--- Start Provided records ---

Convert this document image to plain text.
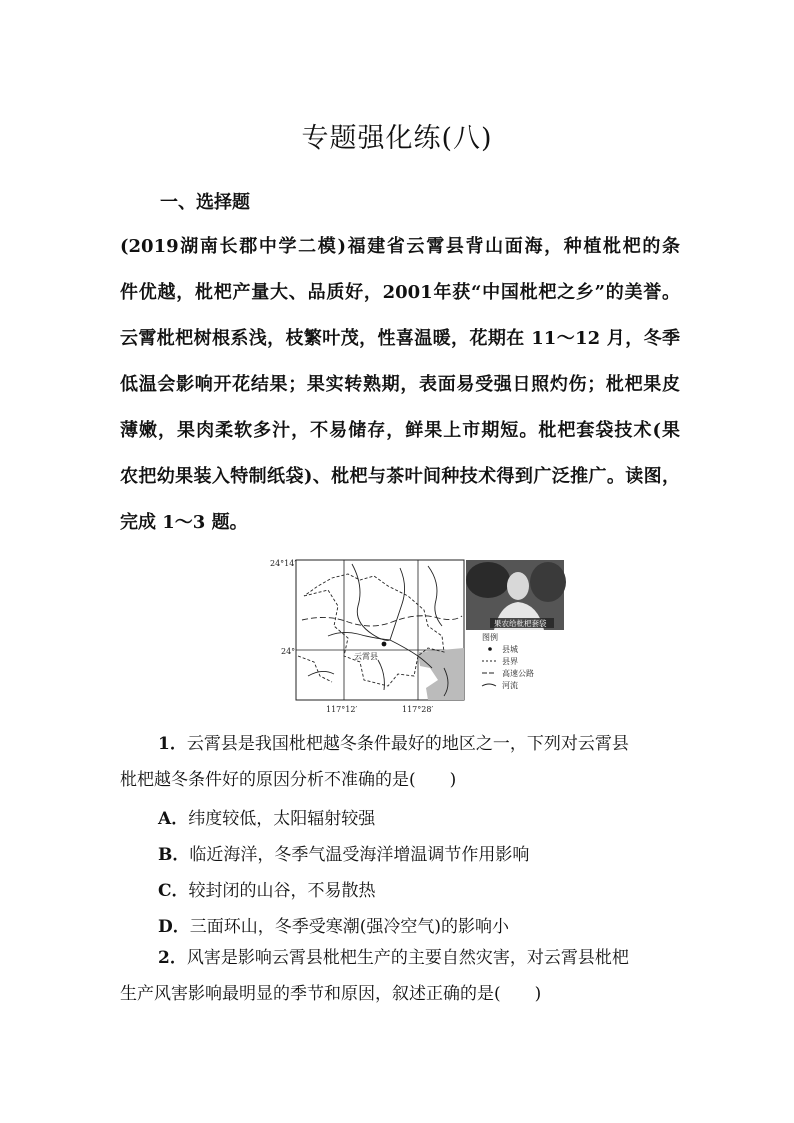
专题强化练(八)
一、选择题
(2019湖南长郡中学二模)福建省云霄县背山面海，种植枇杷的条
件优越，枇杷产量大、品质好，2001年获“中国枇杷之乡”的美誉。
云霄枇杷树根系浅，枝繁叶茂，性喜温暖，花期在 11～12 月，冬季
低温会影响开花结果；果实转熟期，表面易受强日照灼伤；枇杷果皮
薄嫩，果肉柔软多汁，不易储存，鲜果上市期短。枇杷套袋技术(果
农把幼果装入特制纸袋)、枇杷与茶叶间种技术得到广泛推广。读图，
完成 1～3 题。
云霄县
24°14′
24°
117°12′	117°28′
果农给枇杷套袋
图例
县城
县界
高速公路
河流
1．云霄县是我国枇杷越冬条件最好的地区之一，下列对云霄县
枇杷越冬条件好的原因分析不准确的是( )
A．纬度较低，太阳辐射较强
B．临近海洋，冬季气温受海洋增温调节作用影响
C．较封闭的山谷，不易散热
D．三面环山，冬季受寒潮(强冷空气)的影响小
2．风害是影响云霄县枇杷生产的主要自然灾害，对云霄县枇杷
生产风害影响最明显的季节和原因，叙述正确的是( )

--- End Provided records ---
--- Start Provided records ---

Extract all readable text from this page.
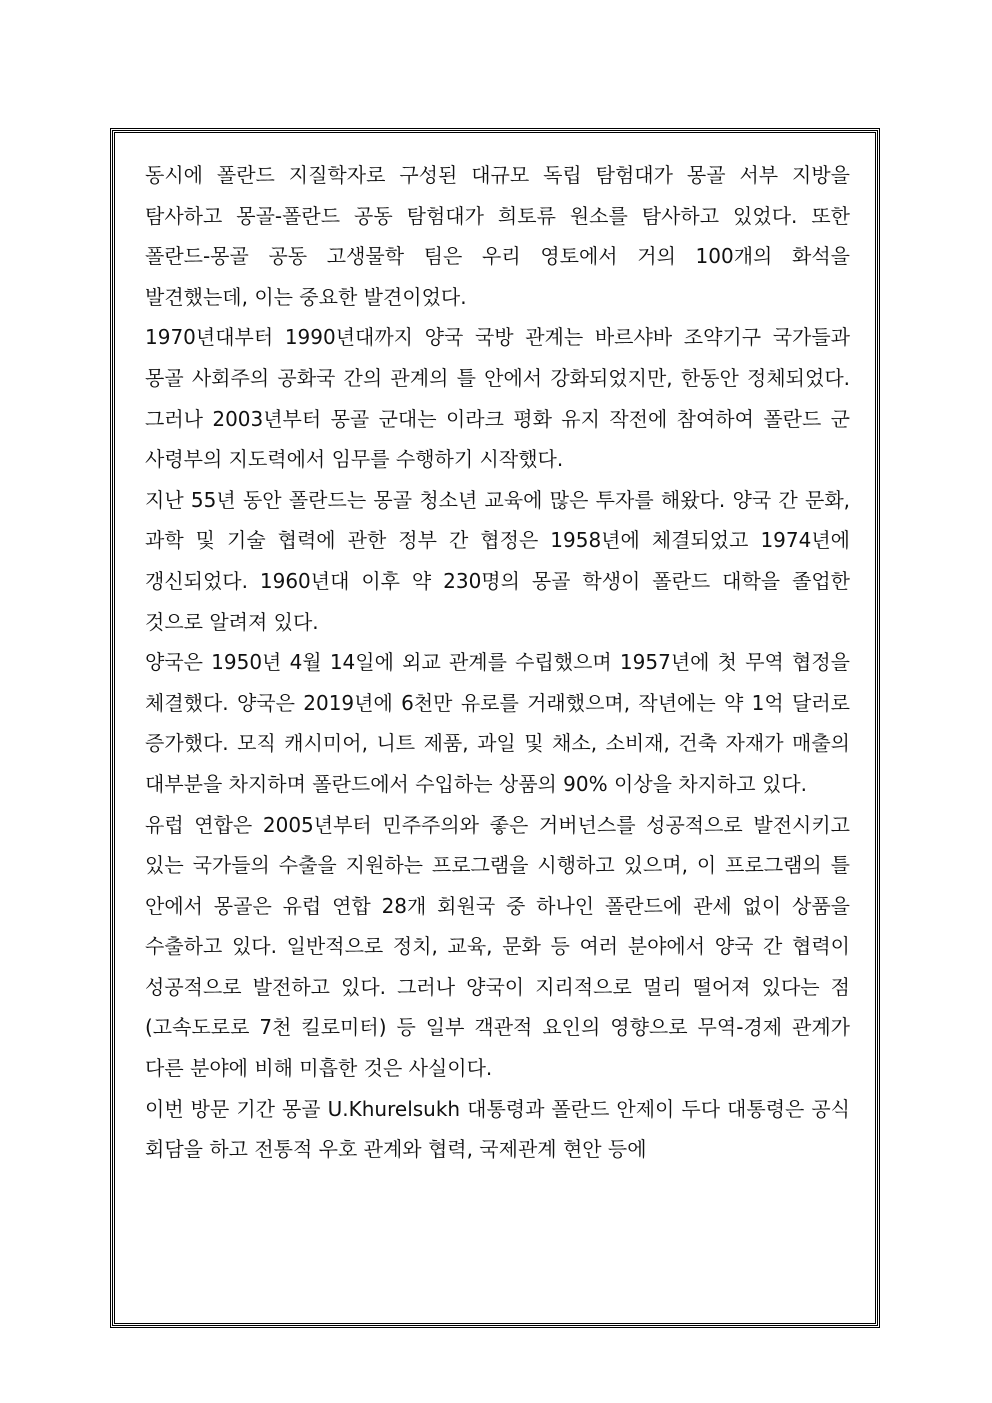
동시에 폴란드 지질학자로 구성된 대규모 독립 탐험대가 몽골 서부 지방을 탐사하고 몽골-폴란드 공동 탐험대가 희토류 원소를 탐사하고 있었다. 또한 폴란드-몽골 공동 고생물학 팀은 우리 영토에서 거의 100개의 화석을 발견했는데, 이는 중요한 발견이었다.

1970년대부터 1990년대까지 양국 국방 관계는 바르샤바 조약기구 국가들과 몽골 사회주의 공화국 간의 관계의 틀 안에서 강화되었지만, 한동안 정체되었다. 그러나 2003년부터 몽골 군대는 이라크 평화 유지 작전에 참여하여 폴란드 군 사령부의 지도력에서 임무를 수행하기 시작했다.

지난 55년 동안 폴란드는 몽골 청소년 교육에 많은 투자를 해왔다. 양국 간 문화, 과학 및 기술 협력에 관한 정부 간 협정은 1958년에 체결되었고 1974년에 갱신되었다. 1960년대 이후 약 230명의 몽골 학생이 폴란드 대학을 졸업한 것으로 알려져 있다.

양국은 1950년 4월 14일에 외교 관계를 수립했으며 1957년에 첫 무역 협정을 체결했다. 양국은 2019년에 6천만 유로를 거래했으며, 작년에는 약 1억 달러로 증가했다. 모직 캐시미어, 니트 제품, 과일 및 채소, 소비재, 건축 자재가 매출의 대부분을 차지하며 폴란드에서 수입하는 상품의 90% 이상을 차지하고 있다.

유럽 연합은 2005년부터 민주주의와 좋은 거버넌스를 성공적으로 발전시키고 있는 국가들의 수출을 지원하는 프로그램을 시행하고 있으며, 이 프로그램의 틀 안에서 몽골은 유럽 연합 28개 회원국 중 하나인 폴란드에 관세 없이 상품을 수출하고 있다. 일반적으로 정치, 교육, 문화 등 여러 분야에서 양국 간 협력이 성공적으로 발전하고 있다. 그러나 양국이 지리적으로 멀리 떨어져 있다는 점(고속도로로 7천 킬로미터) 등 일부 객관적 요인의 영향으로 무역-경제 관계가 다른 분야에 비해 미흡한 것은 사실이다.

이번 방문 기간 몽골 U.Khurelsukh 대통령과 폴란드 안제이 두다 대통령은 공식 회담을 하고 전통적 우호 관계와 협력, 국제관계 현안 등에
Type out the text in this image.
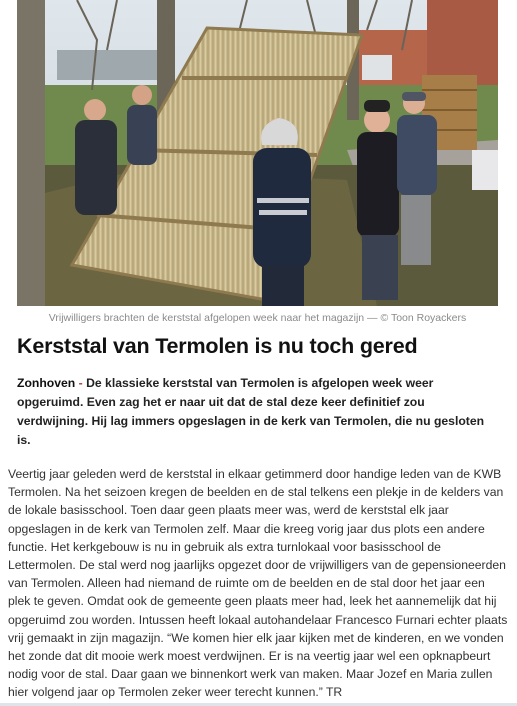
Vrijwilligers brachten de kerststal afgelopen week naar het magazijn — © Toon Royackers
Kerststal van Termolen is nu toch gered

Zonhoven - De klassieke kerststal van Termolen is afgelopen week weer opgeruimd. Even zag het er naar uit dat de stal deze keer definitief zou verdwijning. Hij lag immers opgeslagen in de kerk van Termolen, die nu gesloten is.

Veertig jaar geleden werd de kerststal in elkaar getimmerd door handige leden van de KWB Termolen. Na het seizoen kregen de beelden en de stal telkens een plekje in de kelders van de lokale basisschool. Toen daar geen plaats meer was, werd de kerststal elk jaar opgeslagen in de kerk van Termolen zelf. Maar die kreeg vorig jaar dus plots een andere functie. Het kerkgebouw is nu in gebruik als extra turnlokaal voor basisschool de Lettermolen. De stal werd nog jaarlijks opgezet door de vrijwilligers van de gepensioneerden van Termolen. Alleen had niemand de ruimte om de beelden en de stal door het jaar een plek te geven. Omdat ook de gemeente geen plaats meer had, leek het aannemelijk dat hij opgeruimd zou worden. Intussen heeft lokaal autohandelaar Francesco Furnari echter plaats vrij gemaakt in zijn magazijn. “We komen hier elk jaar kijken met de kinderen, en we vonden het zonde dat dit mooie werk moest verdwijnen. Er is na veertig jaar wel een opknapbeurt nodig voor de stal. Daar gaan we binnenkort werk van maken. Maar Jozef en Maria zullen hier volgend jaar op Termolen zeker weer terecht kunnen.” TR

--- End Provided records ---

Your task
Pick out every line above that holds the word "naar" and copy it.

Result of this task
Vrijwilligers brachten de kerststal afgelopen week naar het magazijn — © Toon Royackers
Zonhoven - De klassieke kerststal van Termolen is afgelopen week weer opgeruimd. Even zag het er naar uit dat de stal deze keer definitief zou verdwijning. Hij lag immers opgeslagen in de kerk van Termolen, die nu gesloten is.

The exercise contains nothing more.